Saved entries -
● ● ● ● ●
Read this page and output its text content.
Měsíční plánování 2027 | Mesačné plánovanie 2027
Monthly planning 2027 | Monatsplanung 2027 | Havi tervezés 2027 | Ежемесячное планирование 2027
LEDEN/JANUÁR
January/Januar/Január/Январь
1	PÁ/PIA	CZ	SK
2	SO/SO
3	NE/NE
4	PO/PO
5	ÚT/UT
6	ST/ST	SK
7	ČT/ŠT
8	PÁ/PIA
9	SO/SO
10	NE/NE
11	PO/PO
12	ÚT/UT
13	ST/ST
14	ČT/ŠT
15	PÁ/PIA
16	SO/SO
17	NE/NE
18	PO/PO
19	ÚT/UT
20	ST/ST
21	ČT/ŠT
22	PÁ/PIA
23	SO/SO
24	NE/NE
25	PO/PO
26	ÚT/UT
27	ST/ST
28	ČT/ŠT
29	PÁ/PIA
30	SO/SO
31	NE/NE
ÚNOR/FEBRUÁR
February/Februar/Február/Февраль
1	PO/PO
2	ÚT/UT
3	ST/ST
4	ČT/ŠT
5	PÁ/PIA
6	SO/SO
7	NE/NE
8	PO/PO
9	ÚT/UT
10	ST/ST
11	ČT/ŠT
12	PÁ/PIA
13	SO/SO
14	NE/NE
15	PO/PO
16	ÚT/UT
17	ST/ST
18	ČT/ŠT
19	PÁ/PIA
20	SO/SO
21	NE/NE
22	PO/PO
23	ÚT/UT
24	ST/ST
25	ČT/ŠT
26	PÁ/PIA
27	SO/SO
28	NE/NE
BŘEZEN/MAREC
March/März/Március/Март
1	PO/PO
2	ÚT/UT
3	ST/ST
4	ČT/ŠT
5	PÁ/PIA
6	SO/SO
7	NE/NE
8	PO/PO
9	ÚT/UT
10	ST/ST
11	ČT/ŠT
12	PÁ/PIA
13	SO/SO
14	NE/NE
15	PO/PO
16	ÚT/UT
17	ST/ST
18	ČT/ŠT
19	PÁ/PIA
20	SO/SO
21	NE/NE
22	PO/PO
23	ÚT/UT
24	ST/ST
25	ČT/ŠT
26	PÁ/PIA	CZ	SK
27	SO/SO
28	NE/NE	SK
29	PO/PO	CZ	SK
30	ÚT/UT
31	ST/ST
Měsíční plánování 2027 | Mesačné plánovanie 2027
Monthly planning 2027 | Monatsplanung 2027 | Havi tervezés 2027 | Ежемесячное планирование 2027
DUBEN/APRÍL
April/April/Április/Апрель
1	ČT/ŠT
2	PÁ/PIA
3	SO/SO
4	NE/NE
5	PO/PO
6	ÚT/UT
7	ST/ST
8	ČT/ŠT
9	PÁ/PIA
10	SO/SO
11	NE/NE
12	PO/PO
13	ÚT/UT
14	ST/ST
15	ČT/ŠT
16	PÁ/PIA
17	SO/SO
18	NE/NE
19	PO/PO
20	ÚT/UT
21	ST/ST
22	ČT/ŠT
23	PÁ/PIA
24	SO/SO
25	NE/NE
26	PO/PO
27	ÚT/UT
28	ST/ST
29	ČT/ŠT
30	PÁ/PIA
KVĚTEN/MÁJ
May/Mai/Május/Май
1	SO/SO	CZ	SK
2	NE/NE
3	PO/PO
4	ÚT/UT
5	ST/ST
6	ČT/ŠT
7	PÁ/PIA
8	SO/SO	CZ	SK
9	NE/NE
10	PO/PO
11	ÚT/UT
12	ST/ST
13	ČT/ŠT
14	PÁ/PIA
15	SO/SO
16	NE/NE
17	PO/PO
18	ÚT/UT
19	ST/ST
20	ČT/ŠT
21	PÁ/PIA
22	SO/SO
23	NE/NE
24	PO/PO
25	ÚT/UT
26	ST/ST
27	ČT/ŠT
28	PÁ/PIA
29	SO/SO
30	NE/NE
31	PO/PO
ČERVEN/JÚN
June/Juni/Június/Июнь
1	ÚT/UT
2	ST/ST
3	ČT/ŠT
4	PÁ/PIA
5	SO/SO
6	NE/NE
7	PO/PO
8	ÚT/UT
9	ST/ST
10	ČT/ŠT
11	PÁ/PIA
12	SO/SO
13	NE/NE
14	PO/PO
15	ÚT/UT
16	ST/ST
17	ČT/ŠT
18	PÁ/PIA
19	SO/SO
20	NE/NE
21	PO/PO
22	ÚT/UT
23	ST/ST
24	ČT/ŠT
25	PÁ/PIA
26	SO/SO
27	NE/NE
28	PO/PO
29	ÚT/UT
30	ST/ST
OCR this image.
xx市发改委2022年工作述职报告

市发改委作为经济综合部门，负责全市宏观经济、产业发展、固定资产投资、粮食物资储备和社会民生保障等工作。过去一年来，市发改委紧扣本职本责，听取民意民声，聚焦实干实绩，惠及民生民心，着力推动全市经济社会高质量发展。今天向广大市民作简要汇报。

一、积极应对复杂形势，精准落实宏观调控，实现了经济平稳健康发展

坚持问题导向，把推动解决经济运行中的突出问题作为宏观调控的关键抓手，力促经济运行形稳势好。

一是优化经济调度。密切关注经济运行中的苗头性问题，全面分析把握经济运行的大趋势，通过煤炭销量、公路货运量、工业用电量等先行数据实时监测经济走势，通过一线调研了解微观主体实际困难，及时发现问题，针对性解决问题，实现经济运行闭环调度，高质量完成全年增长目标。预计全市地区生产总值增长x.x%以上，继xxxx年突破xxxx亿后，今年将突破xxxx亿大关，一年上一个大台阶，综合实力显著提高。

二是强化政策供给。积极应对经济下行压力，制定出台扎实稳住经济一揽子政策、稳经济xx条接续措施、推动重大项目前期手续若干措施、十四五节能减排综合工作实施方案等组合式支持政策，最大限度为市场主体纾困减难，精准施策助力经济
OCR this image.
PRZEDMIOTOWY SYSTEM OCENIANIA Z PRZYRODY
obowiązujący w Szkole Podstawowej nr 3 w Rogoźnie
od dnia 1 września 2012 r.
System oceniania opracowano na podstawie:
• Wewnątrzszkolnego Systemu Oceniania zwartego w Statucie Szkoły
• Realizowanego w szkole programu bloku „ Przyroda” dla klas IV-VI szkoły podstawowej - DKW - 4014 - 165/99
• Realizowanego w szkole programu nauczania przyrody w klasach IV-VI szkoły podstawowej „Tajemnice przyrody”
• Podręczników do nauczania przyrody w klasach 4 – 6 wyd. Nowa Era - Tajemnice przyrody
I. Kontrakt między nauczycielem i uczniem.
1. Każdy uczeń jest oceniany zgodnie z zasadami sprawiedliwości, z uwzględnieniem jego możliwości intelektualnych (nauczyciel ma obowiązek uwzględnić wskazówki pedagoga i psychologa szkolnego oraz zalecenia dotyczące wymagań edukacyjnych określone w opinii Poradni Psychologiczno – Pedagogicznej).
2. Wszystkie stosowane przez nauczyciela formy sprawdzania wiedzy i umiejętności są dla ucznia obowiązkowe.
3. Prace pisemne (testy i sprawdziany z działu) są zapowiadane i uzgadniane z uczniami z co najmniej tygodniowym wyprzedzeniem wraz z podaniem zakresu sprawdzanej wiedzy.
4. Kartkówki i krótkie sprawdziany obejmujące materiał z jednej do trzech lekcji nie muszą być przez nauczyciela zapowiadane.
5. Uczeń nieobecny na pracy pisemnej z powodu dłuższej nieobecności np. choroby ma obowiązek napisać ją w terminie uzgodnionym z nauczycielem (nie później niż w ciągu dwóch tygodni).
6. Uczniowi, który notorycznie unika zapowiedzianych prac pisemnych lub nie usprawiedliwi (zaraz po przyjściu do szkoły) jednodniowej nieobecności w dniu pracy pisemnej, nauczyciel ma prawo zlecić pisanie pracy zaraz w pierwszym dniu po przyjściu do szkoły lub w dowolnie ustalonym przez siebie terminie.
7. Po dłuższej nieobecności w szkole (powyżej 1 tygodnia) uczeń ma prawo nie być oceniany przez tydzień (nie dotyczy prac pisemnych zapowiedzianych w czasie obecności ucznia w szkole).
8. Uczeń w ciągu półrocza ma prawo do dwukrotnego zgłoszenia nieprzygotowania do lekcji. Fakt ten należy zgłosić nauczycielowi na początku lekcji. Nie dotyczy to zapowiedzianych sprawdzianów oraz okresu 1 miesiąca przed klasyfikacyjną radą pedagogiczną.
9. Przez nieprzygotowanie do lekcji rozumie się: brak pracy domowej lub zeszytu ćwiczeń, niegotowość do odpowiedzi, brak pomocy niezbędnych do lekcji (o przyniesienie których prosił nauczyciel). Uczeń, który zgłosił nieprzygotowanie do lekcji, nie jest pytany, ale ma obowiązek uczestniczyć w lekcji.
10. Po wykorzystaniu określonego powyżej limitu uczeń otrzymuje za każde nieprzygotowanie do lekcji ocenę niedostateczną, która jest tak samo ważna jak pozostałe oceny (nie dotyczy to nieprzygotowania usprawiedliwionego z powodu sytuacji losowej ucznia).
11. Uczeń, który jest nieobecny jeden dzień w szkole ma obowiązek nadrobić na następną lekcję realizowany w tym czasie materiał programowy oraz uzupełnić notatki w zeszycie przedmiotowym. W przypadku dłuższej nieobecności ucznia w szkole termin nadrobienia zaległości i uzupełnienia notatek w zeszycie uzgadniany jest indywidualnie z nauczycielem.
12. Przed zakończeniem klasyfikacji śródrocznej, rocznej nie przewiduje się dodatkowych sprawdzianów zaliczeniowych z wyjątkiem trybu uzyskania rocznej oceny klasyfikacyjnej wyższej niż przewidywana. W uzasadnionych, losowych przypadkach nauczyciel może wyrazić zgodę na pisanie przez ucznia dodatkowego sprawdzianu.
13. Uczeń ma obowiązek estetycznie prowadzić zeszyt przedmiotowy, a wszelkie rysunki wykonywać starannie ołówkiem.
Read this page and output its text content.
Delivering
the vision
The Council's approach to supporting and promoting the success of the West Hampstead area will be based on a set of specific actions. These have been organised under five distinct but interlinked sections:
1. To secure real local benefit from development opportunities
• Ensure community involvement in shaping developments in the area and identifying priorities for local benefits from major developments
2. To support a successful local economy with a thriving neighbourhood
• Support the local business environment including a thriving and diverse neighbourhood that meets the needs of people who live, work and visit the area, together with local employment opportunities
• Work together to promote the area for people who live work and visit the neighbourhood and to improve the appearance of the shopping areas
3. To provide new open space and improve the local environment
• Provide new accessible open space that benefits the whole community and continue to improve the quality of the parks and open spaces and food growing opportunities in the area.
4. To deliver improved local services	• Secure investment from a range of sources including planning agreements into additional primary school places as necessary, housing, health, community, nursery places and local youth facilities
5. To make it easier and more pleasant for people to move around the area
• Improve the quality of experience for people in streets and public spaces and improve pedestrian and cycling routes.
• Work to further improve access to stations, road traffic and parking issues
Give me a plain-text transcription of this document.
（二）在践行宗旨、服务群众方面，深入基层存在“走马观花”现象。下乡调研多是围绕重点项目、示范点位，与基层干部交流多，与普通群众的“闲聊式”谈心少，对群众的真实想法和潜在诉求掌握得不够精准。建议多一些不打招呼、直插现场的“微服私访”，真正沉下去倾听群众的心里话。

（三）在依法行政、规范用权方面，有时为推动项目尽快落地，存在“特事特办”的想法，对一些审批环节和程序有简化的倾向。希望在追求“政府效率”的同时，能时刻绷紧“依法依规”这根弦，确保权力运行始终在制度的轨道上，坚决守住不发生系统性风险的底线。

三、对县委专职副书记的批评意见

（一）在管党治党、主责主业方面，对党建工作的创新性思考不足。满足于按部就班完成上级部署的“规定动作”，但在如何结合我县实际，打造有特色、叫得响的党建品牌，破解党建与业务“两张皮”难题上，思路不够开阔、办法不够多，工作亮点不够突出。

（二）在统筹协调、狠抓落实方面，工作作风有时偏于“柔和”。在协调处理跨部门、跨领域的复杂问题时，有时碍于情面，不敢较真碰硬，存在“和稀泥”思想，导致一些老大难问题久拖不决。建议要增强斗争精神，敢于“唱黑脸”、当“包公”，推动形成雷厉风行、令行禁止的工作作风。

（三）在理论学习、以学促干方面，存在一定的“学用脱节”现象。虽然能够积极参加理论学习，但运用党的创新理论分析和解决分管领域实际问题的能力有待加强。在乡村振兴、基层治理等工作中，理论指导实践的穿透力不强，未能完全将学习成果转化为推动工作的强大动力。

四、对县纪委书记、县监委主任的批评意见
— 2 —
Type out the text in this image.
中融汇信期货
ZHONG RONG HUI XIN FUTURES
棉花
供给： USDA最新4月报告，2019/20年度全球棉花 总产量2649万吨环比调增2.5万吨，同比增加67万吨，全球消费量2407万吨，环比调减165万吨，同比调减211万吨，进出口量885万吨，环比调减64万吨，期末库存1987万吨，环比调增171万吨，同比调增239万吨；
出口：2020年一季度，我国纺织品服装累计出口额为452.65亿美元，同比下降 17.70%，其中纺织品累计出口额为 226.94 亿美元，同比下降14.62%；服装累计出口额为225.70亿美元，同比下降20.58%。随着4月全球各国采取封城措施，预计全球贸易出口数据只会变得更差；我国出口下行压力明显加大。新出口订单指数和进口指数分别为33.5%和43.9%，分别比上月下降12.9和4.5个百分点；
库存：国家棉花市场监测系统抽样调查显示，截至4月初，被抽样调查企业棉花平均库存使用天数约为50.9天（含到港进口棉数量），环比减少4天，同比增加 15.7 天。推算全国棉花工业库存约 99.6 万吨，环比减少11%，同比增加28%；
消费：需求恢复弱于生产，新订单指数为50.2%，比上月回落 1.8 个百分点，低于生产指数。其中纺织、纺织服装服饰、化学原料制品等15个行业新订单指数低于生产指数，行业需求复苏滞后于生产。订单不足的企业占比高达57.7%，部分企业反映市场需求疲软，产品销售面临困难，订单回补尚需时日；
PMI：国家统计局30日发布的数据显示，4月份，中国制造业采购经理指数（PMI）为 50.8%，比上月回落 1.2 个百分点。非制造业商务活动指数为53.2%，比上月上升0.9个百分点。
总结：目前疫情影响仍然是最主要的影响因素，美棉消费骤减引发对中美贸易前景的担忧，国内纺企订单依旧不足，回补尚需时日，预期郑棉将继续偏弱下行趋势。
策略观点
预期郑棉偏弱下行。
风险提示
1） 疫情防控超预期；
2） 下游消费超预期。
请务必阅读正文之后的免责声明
● ● ● ● ●
YOUR TASK -
Copy each line above where the string "czasie" occurs.

WORKED ANSWER -
7. Po dłuższej nieobecności w szkole (powyżej 1 tygodnia) uczeń ma prawo nie być oceniany przez tydzień (nie dotyczy prac pisemnych zapowiedzianych w czasie obecności ucznia w szkole).
11. Uczeń, który jest nieobecny jeden dzień w szkole ma obowiązek nadrobić na następną lekcję realizowany w tym czasie materiał programowy oraz uzupełnić notatki w zeszycie przedmiotowym. W przypadku dłuższej nieobecności ucznia w szkole termin nadrobienia zaległości i uzupełnienia notatek w zeszycie uzgadniany jest indywidualnie z nauczycielem.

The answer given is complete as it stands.